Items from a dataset
* * *

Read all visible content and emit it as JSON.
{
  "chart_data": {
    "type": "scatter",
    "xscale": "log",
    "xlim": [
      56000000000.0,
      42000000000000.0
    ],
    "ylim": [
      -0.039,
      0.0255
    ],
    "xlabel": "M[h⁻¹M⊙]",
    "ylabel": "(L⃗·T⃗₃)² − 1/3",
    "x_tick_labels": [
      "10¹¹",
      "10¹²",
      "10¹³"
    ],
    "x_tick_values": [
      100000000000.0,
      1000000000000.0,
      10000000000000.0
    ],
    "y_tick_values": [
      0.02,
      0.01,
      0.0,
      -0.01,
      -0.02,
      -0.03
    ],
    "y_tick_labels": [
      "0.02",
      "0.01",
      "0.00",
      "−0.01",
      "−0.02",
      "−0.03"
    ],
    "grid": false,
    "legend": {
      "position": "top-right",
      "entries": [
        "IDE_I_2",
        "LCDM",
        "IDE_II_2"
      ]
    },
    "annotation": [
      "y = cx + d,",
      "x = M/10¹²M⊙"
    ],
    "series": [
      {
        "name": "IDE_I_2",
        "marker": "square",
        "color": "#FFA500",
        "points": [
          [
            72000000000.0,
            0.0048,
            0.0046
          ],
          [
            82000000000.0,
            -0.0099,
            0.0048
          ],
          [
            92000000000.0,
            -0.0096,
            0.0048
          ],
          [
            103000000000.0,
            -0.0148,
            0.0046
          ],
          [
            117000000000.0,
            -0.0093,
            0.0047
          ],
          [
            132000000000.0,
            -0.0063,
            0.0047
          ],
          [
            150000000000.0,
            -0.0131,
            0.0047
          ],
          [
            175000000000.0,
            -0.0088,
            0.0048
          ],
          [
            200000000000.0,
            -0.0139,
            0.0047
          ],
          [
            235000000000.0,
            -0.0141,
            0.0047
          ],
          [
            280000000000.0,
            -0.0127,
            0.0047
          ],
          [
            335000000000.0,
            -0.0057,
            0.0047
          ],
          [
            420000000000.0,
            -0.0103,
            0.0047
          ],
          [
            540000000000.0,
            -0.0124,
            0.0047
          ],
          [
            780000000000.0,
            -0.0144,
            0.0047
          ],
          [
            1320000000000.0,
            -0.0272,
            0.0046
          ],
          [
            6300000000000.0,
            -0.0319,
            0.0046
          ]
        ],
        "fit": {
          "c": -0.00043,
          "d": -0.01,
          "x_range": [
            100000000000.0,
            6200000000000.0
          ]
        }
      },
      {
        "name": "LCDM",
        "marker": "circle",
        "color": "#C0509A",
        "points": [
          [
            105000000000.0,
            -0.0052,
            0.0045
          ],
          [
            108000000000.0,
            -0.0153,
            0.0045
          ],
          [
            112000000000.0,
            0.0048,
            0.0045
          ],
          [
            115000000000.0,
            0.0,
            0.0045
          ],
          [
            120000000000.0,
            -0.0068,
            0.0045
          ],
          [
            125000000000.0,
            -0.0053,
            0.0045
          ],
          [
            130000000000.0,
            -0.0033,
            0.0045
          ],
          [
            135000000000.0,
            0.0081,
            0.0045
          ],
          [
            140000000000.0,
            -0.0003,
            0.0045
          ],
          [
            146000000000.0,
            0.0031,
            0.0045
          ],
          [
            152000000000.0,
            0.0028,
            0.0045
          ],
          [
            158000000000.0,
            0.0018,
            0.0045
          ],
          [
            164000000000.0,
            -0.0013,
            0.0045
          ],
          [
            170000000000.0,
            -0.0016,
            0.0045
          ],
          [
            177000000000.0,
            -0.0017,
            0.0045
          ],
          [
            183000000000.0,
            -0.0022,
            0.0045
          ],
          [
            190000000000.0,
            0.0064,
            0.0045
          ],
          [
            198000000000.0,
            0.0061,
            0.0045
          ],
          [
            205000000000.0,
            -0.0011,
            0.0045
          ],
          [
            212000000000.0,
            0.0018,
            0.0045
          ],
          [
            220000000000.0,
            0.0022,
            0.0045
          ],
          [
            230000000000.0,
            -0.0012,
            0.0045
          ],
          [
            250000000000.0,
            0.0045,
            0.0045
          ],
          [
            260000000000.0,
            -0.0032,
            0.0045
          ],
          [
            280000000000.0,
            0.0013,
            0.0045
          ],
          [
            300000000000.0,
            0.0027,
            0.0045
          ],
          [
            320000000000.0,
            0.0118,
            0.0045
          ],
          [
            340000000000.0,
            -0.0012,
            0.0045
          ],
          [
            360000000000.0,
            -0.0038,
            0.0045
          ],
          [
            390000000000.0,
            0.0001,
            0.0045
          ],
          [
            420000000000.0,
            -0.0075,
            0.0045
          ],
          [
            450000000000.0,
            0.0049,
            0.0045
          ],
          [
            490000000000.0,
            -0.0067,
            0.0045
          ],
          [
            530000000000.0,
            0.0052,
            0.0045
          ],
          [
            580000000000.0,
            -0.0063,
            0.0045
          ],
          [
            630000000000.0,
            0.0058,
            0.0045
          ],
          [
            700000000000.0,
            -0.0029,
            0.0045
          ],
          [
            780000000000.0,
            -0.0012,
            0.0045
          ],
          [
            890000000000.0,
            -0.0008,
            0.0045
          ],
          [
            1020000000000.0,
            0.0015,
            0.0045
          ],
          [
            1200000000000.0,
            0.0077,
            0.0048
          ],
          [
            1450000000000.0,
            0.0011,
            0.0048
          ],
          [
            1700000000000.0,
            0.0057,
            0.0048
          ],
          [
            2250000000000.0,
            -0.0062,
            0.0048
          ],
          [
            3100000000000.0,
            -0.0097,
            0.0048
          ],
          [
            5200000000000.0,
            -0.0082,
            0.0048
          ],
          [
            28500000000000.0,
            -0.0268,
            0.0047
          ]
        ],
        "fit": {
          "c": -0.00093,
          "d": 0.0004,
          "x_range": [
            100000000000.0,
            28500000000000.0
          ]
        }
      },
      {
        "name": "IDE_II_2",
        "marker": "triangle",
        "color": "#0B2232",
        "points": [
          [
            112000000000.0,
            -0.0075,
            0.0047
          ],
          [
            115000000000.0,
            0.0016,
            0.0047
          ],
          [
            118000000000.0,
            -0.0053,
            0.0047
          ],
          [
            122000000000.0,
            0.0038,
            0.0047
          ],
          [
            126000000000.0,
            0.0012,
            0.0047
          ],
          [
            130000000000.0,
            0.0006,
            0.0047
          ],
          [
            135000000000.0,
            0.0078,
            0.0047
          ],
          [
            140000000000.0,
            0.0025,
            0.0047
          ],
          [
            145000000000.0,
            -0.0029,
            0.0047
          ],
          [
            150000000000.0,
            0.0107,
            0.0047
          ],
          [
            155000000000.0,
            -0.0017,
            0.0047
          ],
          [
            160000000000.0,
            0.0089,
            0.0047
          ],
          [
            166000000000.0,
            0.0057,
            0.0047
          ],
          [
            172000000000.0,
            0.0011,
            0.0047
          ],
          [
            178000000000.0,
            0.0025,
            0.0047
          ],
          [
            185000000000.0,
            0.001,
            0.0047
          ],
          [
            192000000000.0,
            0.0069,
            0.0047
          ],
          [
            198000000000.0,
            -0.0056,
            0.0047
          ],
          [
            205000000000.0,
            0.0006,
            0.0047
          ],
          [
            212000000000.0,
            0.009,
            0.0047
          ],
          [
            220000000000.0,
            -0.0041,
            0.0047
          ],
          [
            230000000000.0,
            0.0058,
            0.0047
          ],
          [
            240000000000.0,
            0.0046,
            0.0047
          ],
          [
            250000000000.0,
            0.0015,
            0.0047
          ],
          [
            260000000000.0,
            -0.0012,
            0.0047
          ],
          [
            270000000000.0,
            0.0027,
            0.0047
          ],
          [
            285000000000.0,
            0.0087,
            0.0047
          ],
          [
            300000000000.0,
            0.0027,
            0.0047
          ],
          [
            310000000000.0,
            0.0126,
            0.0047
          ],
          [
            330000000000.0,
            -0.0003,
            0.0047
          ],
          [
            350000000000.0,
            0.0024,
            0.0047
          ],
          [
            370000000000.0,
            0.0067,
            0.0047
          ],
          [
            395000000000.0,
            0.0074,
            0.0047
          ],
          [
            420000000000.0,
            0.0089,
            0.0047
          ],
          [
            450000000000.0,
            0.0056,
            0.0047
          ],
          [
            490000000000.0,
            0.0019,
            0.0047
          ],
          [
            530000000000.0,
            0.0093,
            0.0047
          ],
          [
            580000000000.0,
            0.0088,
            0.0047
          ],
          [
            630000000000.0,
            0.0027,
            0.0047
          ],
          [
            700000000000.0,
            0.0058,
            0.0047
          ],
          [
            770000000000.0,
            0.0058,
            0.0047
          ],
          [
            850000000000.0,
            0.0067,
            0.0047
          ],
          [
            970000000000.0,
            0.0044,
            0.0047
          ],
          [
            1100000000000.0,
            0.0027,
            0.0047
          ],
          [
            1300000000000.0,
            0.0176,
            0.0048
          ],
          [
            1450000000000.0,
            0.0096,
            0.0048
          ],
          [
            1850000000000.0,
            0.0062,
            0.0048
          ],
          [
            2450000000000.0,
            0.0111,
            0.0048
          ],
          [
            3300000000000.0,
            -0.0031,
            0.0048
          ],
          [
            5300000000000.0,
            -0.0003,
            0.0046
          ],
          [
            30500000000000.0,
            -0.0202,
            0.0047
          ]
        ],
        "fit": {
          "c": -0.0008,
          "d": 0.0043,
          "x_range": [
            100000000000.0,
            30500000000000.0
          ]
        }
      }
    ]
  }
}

* * *

● EXERCISE GOAL: Each line of the material that holds the string "color" counts once; give the total alone.

● RESULT: 3